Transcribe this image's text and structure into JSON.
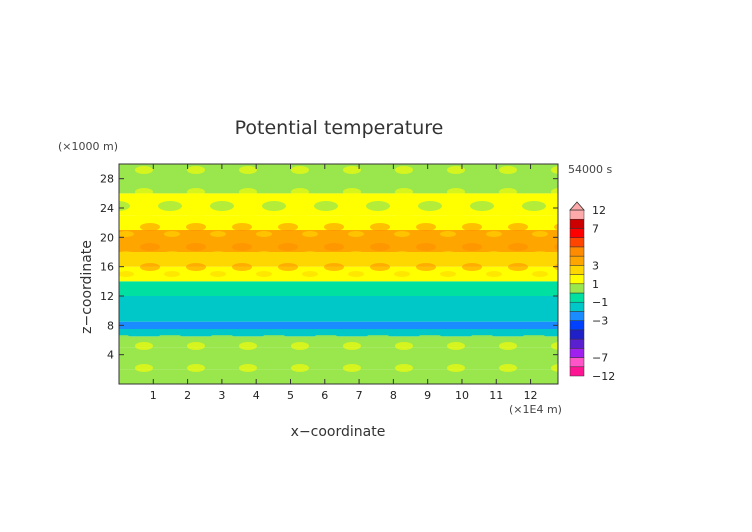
{
  "chart_data": {
    "type": "heatmap",
    "title": "Potential temperature",
    "xlabel": "x−coordinate",
    "ylabel": "z−coordinate",
    "x_unit": "(×1E4 m)",
    "y_unit": "(×1000 m)",
    "time_label": "54000 s",
    "xlim": [
      0,
      12.8
    ],
    "ylim": [
      0,
      30
    ],
    "x_ticks": [
      "1",
      "2",
      "3",
      "4",
      "5",
      "6",
      "7",
      "8",
      "9",
      "10",
      "11",
      "12"
    ],
    "y_ticks": [
      "4",
      "8",
      "12",
      "16",
      "20",
      "24",
      "28"
    ],
    "colorbar": {
      "labels": [
        "12",
        "7",
        "3",
        "1",
        "−1",
        "−3",
        "−7",
        "−12"
      ],
      "levels": [
        -12,
        -9,
        -7,
        -6,
        -5,
        -4,
        -3,
        -2,
        -1,
        0,
        1,
        2,
        3,
        4,
        5,
        6,
        7,
        9,
        12
      ],
      "colors": [
        "#ff1493",
        "#ff55c8",
        "#a020f0",
        "#5a20d0",
        "#2020c8",
        "#0040ff",
        "#1a8cff",
        "#00c8c8",
        "#00e0a0",
        "#99e64d",
        "#ffff00",
        "#ffd700",
        "#ffa500",
        "#ff8c00",
        "#ff4500",
        "#ff0000",
        "#cc0000",
        "#ffaaaa"
      ]
    },
    "bands": [
      {
        "z_from": 0,
        "z_to": 2,
        "level": 0
      },
      {
        "z_from": 2,
        "z_to": 5,
        "level": 0
      },
      {
        "z_from": 5,
        "z_to": 6.5,
        "level": 0
      },
      {
        "z_from": 6.5,
        "z_to": 7.5,
        "level": -2
      },
      {
        "z_from": 7.5,
        "z_to": 8.5,
        "level": -3
      },
      {
        "z_from": 8.5,
        "z_to": 12,
        "level": -2
      },
      {
        "z_from": 12,
        "z_to": 14,
        "level": -1
      },
      {
        "z_from": 14,
        "z_to": 16,
        "level": 1
      },
      {
        "z_from": 16,
        "z_to": 18,
        "level": 2
      },
      {
        "z_from": 18,
        "z_to": 21,
        "level": 3
      },
      {
        "z_from": 21,
        "z_to": 23,
        "level": 1
      },
      {
        "z_from": 23,
        "z_to": 26,
        "level": 1
      },
      {
        "z_from": 26,
        "z_to": 30,
        "level": 0
      }
    ]
  }
}
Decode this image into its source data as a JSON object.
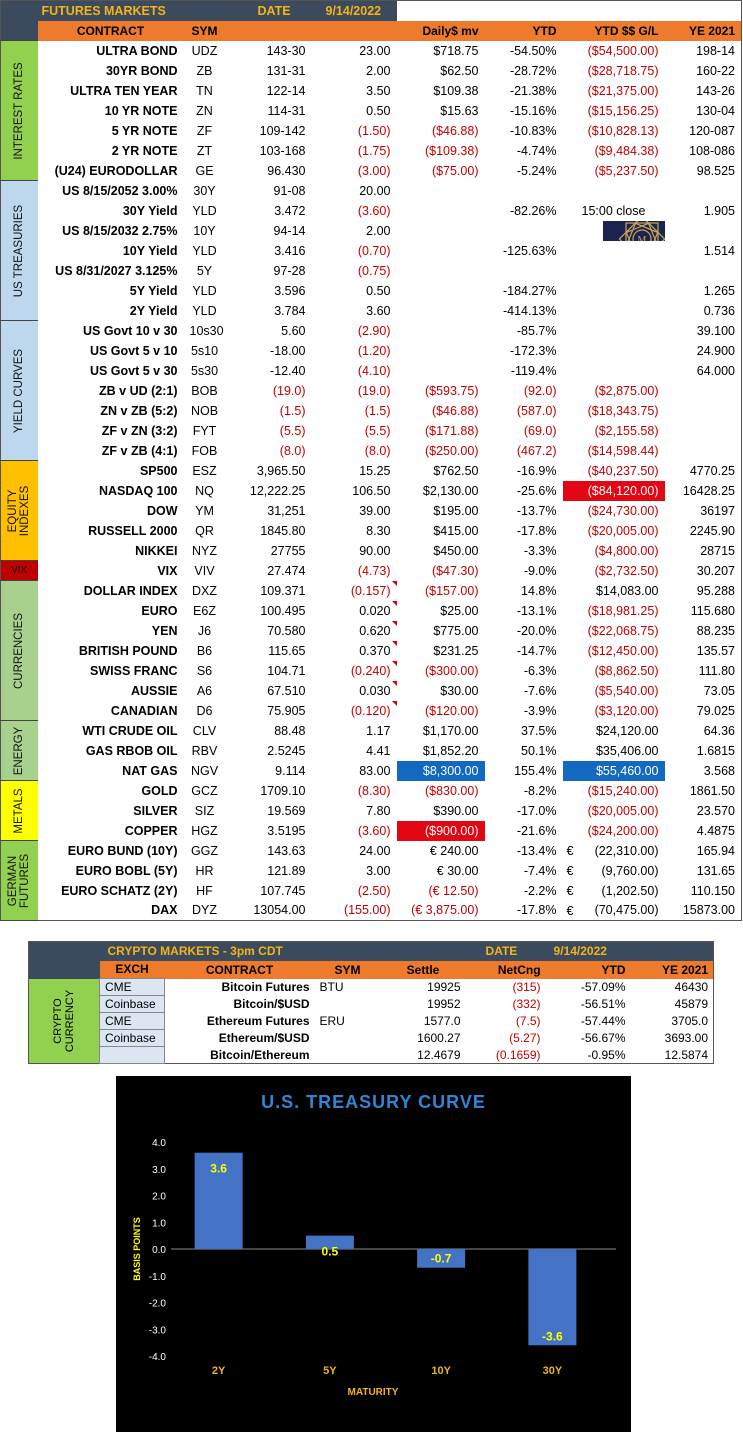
{
  "futures": {
    "title": "FUTURES MARKETS",
    "date_label": "DATE",
    "date": "9/14/2022",
    "headers": {
      "contract": "CONTRACT",
      "sym": "SYM",
      "daily": "Daily$ mv",
      "ytd": "YTD",
      "ytd_gl": "YTD $$ G/L",
      "ye": "YE 2021"
    },
    "sections": {
      "ir": "INTEREST RATES",
      "ust": "US TREASURIES",
      "yc": "YIELD CURVES",
      "eq": "EQUITY INDEXES",
      "vix": "VIX",
      "cur": "CURRENCIES",
      "en": "ENERGY",
      "met": "METALS",
      "ger": "GERMAN FUTURES"
    },
    "rows": [
      {
        "name": "ULTRA BOND",
        "sym": "UDZ",
        "price": "143-30",
        "chg": "23.00",
        "daily": "$718.75",
        "ytd": "-54.50%",
        "ytdgl": "($54,500.00)",
        "ye": "198-14"
      },
      {
        "name": "30YR BOND",
        "sym": "ZB",
        "price": "131-31",
        "chg": "2.00",
        "daily": "$62.50",
        "ytd": "-28.72%",
        "ytdgl": "($28,718.75)",
        "ye": "160-22"
      },
      {
        "name": "ULTRA TEN YEAR",
        "sym": "TN",
        "price": "122-14",
        "chg": "3.50",
        "daily": "$109.38",
        "ytd": "-21.38%",
        "ytdgl": "($21,375.00)",
        "ye": "143-26"
      },
      {
        "name": "10 YR NOTE",
        "sym": "ZN",
        "price": "114-31",
        "chg": "0.50",
        "daily": "$15.63",
        "ytd": "-15.16%",
        "ytdgl": "($15,156.25)",
        "ye": "130-04"
      },
      {
        "name": "5 YR NOTE",
        "sym": "ZF",
        "price": "109-142",
        "chg": "(1.50)",
        "daily": "($46.88)",
        "ytd": "-10.83%",
        "ytdgl": "($10,828.13)",
        "ye": "120-087"
      },
      {
        "name": "2 YR NOTE",
        "sym": "ZT",
        "price": "103-168",
        "chg": "(1.75)",
        "daily": "($109.38)",
        "ytd": "-4.74%",
        "ytdgl": "($9,484.38)",
        "ye": "108-086"
      },
      {
        "name": "(U24) EURODOLLAR",
        "sym": "GE",
        "price": "96.430",
        "chg": "(3.00)",
        "daily": "($75.00)",
        "ytd": "-5.24%",
        "ytdgl": "($5,237.50)",
        "ye": "98.525"
      },
      {
        "name": "US 8/15/2052 3.00%",
        "sym": "30Y",
        "price": "91-08",
        "chg": "20.00",
        "daily": "",
        "ytd": "",
        "ytdgl": "",
        "ye": ""
      },
      {
        "name": "30Y Yield",
        "sym": "YLD",
        "price": "3.472",
        "chg": "(3.60)",
        "daily": "",
        "ytd": "-82.26%",
        "ytdgl": "15:00 close",
        "ye": "1.905"
      },
      {
        "name": "US 8/15/2032 2.75%",
        "sym": "10Y",
        "price": "94-14",
        "chg": "2.00",
        "daily": "",
        "ytd": "",
        "ytdgl": "",
        "ye": ""
      },
      {
        "name": "10Y Yield",
        "sym": "YLD",
        "price": "3.416",
        "chg": "(0.70)",
        "daily": "",
        "ytd": "-125.63%",
        "ytdgl": "",
        "ye": "1.514"
      },
      {
        "name": "US 8/31/2027 3.125%",
        "sym": "5Y",
        "price": "97-28",
        "chg": "(0.75)",
        "daily": "",
        "ytd": "",
        "ytdgl": "",
        "ye": ""
      },
      {
        "name": "5Y Yield",
        "sym": "YLD",
        "price": "3.596",
        "chg": "0.50",
        "daily": "",
        "ytd": "-184.27%",
        "ytdgl": "",
        "ye": "1.265"
      },
      {
        "name": "2Y Yield",
        "sym": "YLD",
        "price": "3.784",
        "chg": "3.60",
        "daily": "",
        "ytd": "-414.13%",
        "ytdgl": "",
        "ye": "0.736"
      },
      {
        "name": "US Govt 10 v 30",
        "sym": "10s30",
        "price": "5.60",
        "chg": "(2.90)",
        "daily": "",
        "ytd": "-85.7%",
        "ytdgl": "",
        "ye": "39.100"
      },
      {
        "name": "US Govt 5 v 10",
        "sym": "5s10",
        "price": "-18.00",
        "chg": "(1.20)",
        "daily": "",
        "ytd": "-172.3%",
        "ytdgl": "",
        "ye": "24.900"
      },
      {
        "name": "US Govt 5 v 30",
        "sym": "5s30",
        "price": "-12.40",
        "chg": "(4.10)",
        "daily": "",
        "ytd": "-119.4%",
        "ytdgl": "",
        "ye": "64.000"
      },
      {
        "name": "ZB v UD (2:1)",
        "sym": "BOB",
        "price": "(19.0)",
        "chg": "(19.0)",
        "daily": "($593.75)",
        "ytd": "(92.0)",
        "ytdgl": "($2,875.00)",
        "ye": ""
      },
      {
        "name": "ZN v ZB (5:2)",
        "sym": "NOB",
        "price": "(1.5)",
        "chg": "(1.5)",
        "daily": "($46.88)",
        "ytd": "(587.0)",
        "ytdgl": "($18,343.75)",
        "ye": ""
      },
      {
        "name": "ZF v ZN (3:2)",
        "sym": "FYT",
        "price": "(5.5)",
        "chg": "(5.5)",
        "daily": "($171.88)",
        "ytd": "(69.0)",
        "ytdgl": "($2,155.58)",
        "ye": ""
      },
      {
        "name": "ZF v ZB (4:1)",
        "sym": "FOB",
        "price": "(8.0)",
        "chg": "(8.0)",
        "daily": "($250.00)",
        "ytd": "(467.2)",
        "ytdgl": "($14,598.44)",
        "ye": ""
      },
      {
        "name": "SP500",
        "sym": "ESZ",
        "price": "3,965.50",
        "chg": "15.25",
        "daily": "$762.50",
        "ytd": "-16.9%",
        "ytdgl": "($40,237.50)",
        "ye": "4770.25"
      },
      {
        "name": "NASDAQ 100",
        "sym": "NQ",
        "price": "12,222.25",
        "chg": "106.50",
        "daily": "$2,130.00",
        "ytd": "-25.6%",
        "ytdgl": "($84,120.00)",
        "ye": "16428.25"
      },
      {
        "name": "DOW",
        "sym": "YM",
        "price": "31,251",
        "chg": "39.00",
        "daily": "$195.00",
        "ytd": "-13.7%",
        "ytdgl": "($24,730.00)",
        "ye": "36197"
      },
      {
        "name": "RUSSELL 2000",
        "sym": "QR",
        "price": "1845.80",
        "chg": "8.30",
        "daily": "$415.00",
        "ytd": "-17.8%",
        "ytdgl": "($20,005.00)",
        "ye": "2245.90"
      },
      {
        "name": "NIKKEI",
        "sym": "NYZ",
        "price": "27755",
        "chg": "90.00",
        "daily": "$450.00",
        "ytd": "-3.3%",
        "ytdgl": "($4,800.00)",
        "ye": "28715"
      },
      {
        "name": "VIX",
        "sym": "VIV",
        "price": "27.474",
        "chg": "(4.73)",
        "daily": "($47.30)",
        "ytd": "-9.0%",
        "ytdgl": "($2,732.50)",
        "ye": "30.207"
      },
      {
        "name": "DOLLAR INDEX",
        "sym": "DXZ",
        "price": "109.371",
        "chg": "(0.157)",
        "daily": "($157.00)",
        "ytd": "14.8%",
        "ytdgl": "$14,083.00",
        "ye": "95.288"
      },
      {
        "name": "EURO",
        "sym": "E6Z",
        "price": "100.495",
        "chg": "0.020",
        "daily": "$25.00",
        "ytd": "-13.1%",
        "ytdgl": "($18,981.25)",
        "ye": "115.680"
      },
      {
        "name": "YEN",
        "sym": "J6",
        "price": "70.580",
        "chg": "0.620",
        "daily": "$775.00",
        "ytd": "-20.0%",
        "ytdgl": "($22,068.75)",
        "ye": "88.235"
      },
      {
        "name": "BRITISH POUND",
        "sym": "B6",
        "price": "115.65",
        "chg": "0.370",
        "daily": "$231.25",
        "ytd": "-14.7%",
        "ytdgl": "($12,450.00)",
        "ye": "135.57"
      },
      {
        "name": "SWISS FRANC",
        "sym": "S6",
        "price": "104.71",
        "chg": "(0.240)",
        "daily": "($300.00)",
        "ytd": "-6.3%",
        "ytdgl": "($8,862.50)",
        "ye": "111.80"
      },
      {
        "name": "AUSSIE",
        "sym": "A6",
        "price": "67.510",
        "chg": "0.030",
        "daily": "$30.00",
        "ytd": "-7.6%",
        "ytdgl": "($5,540.00)",
        "ye": "73.05"
      },
      {
        "name": "CANADIAN",
        "sym": "D6",
        "price": "75.905",
        "chg": "(0.120)",
        "daily": "($120.00)",
        "ytd": "-3.9%",
        "ytdgl": "($3,120.00)",
        "ye": "79.025"
      },
      {
        "name": "WTI CRUDE OIL",
        "sym": "CLV",
        "price": "88.48",
        "chg": "1.17",
        "daily": "$1,170.00",
        "ytd": "37.5%",
        "ytdgl": "$24,120.00",
        "ye": "64.36"
      },
      {
        "name": "GAS RBOB OIL",
        "sym": "RBV",
        "price": "2.5245",
        "chg": "4.41",
        "daily": "$1,852.20",
        "ytd": "50.1%",
        "ytdgl": "$35,406.00",
        "ye": "1.6815"
      },
      {
        "name": "NAT GAS",
        "sym": "NGV",
        "price": "9.114",
        "chg": "83.00",
        "daily": "$8,300.00",
        "ytd": "155.4%",
        "ytdgl": "$55,460.00",
        "ye": "3.568"
      },
      {
        "name": "GOLD",
        "sym": "GCZ",
        "price": "1709.10",
        "chg": "(8.30)",
        "daily": "($830.00)",
        "ytd": "-8.2%",
        "ytdgl": "($15,240.00)",
        "ye": "1861.50"
      },
      {
        "name": "SILVER",
        "sym": "SIZ",
        "price": "19.569",
        "chg": "7.80",
        "daily": "$390.00",
        "ytd": "-17.0%",
        "ytdgl": "($20,005.00)",
        "ye": "23.570"
      },
      {
        "name": "COPPER",
        "sym": "HGZ",
        "price": "3.5195",
        "chg": "(3.60)",
        "daily": "($900.00)",
        "ytd": "-21.6%",
        "ytdgl": "($24,200.00)",
        "ye": "4.4875"
      },
      {
        "name": "EURO BUND (10Y)",
        "sym": "GGZ",
        "price": "143.63",
        "chg": "24.00",
        "daily": "€ 240.00",
        "ytd": "-13.4%",
        "ytdgl": "(22,310.00)",
        "ye": "165.94"
      },
      {
        "name": "EURO BOBL (5Y)",
        "sym": "HR",
        "price": "121.89",
        "chg": "3.00",
        "daily": "€ 30.00",
        "ytd": "-7.4%",
        "ytdgl": "(9,760.00)",
        "ye": "131.65"
      },
      {
        "name": "EURO SCHATZ (2Y)",
        "sym": "HF",
        "price": "107.745",
        "chg": "(2.50)",
        "daily": "(€ 12.50)",
        "ytd": "-2.2%",
        "ytdgl": "(1,202.50)",
        "ye": "110.150"
      },
      {
        "name": "DAX",
        "sym": "DYZ",
        "price": "13054.00",
        "chg": "(155.00)",
        "daily": "(€ 3,875.00)",
        "ytd": "-17.8%",
        "ytdgl": "(70,475.00)",
        "ye": "15873.00"
      }
    ],
    "euro_sign": "€",
    "logo_text": "MAGNELIBRA"
  },
  "crypto": {
    "title": "CRYPTO MARKETS - 3pm CDT",
    "date_label": "DATE",
    "date": "9/14/2022",
    "section": "CRYPTO CURRENCY",
    "headers": {
      "exch": "EXCH",
      "contract": "CONTRACT",
      "sym": "SYM",
      "settle": "Settle",
      "netchg": "NetCng",
      "ytd": "YTD",
      "ye": "YE 2021"
    },
    "rows": [
      {
        "exch": "CME",
        "contract": "Bitcoin Futures",
        "sym": "BTU",
        "settle": "19925",
        "netchg": "(315)",
        "ytd": "-57.09%",
        "ye": "46430"
      },
      {
        "exch": "Coinbase",
        "contract": "Bitcoin/$USD",
        "sym": "",
        "settle": "19952",
        "netchg": "(332)",
        "ytd": "-56.51%",
        "ye": "45879"
      },
      {
        "exch": "CME",
        "contract": "Ethereum Futures",
        "sym": "ERU",
        "settle": "1577.0",
        "netchg": "(7.5)",
        "ytd": "-57.44%",
        "ye": "3705.0"
      },
      {
        "exch": "Coinbase",
        "contract": "Ethereum/$USD",
        "sym": "",
        "settle": "1600.27",
        "netchg": "(5.27)",
        "ytd": "-56.67%",
        "ye": "3693.00"
      },
      {
        "exch": "",
        "contract": "Bitcoin/Ethereum",
        "sym": "",
        "settle": "12.4679",
        "netchg": "(0.1659)",
        "ytd": "-0.95%",
        "ye": "12.5874"
      }
    ]
  },
  "chart_data": {
    "type": "bar",
    "title": "U.S. TREASURY CURVE",
    "xlabel": "MATURITY",
    "ylabel": "BASIS POINTS",
    "categories": [
      "2Y",
      "5Y",
      "10Y",
      "30Y"
    ],
    "values": [
      3.6,
      0.5,
      -0.7,
      -3.6
    ],
    "data_labels": [
      "3.6",
      "0.5",
      "-0.7",
      "-3.6"
    ],
    "ylim": [
      -4.0,
      4.0
    ],
    "yticks": [
      "4.0",
      "3.0",
      "2.0",
      "1.0",
      "0.0",
      "-1.0",
      "-2.0",
      "-3.0",
      "-4.0"
    ],
    "grid": false,
    "colors": {
      "bar": "#4472c4",
      "background": "#000000",
      "title": "#2f86d6",
      "labels": "#f5b31a",
      "data_label": "#ffff00",
      "axis": "#ffffff"
    }
  }
}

++++

• EXERCISE BRIEF: Copy each line from the records above that includes the string "xlabel".

• EXERCISE ANSWER:
    "xlabel": "x−coordinate",
    "xlabel": "MATURITY",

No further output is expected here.